== TASK INPUT ==
-- Begin --

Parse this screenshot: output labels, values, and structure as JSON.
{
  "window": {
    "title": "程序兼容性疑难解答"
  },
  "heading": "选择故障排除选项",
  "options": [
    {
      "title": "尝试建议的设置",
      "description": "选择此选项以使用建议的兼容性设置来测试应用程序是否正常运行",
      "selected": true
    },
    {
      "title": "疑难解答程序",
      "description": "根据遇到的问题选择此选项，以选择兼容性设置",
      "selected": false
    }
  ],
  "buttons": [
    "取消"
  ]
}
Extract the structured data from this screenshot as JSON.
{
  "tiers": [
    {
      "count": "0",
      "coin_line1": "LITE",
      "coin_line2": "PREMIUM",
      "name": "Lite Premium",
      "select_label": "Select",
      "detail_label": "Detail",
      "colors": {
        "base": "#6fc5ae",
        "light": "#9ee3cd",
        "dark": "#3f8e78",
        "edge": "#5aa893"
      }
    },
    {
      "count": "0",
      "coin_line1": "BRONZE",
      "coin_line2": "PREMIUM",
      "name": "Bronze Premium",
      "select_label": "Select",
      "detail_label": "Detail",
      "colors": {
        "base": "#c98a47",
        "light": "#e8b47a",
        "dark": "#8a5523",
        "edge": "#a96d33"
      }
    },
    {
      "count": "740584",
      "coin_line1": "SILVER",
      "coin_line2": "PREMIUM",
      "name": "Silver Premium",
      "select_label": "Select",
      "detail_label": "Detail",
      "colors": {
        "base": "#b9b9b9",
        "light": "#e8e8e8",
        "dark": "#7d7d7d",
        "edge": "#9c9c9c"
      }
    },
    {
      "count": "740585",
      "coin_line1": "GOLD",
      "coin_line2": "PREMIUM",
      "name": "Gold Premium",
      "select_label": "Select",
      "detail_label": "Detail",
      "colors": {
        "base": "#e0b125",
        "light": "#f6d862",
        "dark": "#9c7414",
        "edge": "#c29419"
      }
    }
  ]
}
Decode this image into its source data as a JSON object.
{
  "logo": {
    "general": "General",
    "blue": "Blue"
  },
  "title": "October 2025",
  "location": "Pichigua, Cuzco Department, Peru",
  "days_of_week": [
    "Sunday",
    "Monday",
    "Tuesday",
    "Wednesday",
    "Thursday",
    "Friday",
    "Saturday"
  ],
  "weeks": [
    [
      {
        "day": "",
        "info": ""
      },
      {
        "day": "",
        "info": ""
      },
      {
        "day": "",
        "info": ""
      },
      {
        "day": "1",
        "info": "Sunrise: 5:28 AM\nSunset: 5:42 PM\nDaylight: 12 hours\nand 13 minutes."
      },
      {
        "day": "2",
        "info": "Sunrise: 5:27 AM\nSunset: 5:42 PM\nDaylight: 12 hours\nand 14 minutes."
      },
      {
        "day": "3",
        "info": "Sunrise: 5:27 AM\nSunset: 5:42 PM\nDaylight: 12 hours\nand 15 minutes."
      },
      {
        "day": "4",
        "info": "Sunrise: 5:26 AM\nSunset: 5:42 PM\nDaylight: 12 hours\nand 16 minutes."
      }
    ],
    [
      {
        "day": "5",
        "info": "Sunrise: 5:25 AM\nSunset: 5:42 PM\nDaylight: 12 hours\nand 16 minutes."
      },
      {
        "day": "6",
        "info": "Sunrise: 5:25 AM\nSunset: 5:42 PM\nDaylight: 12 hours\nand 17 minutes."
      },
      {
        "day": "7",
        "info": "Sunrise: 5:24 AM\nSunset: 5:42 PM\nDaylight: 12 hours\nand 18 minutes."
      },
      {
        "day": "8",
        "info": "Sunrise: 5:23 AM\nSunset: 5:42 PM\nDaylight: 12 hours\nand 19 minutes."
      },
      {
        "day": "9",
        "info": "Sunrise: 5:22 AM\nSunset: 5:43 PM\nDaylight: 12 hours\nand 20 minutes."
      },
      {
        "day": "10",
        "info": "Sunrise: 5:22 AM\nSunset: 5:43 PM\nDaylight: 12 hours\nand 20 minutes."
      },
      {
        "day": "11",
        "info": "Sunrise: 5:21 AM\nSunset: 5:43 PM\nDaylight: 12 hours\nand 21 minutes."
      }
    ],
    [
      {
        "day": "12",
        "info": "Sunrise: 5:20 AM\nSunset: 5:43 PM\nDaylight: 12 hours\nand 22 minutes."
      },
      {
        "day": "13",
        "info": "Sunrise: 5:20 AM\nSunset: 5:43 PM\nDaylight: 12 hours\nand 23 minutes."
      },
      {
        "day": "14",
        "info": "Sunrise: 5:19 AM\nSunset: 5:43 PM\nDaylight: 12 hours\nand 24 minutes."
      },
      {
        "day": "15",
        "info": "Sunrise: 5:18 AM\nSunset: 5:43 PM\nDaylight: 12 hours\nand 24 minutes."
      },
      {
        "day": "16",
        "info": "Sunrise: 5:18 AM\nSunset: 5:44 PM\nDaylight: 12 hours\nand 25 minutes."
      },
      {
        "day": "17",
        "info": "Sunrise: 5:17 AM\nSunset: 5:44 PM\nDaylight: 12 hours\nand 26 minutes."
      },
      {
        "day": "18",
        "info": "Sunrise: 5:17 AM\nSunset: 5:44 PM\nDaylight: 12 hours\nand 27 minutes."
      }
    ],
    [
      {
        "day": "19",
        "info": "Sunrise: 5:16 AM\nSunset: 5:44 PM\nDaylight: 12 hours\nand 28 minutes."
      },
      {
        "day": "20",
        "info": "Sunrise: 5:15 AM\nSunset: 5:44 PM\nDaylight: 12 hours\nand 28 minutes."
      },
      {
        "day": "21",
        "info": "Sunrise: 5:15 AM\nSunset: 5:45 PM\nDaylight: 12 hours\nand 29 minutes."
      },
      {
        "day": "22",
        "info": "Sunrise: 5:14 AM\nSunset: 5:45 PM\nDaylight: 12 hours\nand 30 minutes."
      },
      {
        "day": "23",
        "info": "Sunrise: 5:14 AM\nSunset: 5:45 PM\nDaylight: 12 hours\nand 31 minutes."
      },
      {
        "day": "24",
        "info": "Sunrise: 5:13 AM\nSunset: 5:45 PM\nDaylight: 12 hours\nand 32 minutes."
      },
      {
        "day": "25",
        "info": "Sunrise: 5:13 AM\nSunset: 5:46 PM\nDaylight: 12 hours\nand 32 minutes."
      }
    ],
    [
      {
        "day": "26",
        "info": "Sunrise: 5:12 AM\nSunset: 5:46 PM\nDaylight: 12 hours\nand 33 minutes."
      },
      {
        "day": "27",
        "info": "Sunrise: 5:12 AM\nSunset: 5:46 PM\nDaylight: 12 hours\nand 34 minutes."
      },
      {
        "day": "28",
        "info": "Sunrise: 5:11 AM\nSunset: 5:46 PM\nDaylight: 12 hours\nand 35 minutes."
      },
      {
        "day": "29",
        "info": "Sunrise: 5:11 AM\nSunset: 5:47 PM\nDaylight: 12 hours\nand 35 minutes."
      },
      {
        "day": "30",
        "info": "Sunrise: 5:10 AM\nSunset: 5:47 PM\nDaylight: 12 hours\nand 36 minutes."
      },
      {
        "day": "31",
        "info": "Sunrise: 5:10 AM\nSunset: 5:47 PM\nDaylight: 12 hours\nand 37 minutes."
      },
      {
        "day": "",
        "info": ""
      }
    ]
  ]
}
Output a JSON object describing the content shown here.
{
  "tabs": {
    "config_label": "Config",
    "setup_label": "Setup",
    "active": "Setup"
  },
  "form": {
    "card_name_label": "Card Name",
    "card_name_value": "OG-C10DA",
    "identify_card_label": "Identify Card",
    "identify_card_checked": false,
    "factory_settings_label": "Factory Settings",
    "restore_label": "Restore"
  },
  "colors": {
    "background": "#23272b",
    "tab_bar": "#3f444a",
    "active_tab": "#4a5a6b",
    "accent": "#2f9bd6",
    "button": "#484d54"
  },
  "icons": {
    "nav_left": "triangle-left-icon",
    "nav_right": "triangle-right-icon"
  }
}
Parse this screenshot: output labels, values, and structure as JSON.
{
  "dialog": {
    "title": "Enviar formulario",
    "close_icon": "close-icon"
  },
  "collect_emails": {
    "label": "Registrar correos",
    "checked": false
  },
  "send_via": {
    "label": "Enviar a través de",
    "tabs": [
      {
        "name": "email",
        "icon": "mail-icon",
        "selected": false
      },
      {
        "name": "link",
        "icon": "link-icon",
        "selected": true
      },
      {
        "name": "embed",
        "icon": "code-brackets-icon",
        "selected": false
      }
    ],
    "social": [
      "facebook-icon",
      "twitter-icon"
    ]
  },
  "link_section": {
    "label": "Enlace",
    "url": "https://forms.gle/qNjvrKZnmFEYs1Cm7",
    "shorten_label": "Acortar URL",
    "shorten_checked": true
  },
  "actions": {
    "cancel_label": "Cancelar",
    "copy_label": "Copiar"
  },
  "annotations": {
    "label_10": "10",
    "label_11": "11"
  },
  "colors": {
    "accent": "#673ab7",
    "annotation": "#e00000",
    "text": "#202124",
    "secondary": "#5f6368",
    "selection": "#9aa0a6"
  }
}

-- End --

== GOAL ==
Look above for lines with the word "Enviar" and copy them all.

== TASK OUTPUT ==
    "title": "Enviar formulario",
    "label": "Enviar a través de",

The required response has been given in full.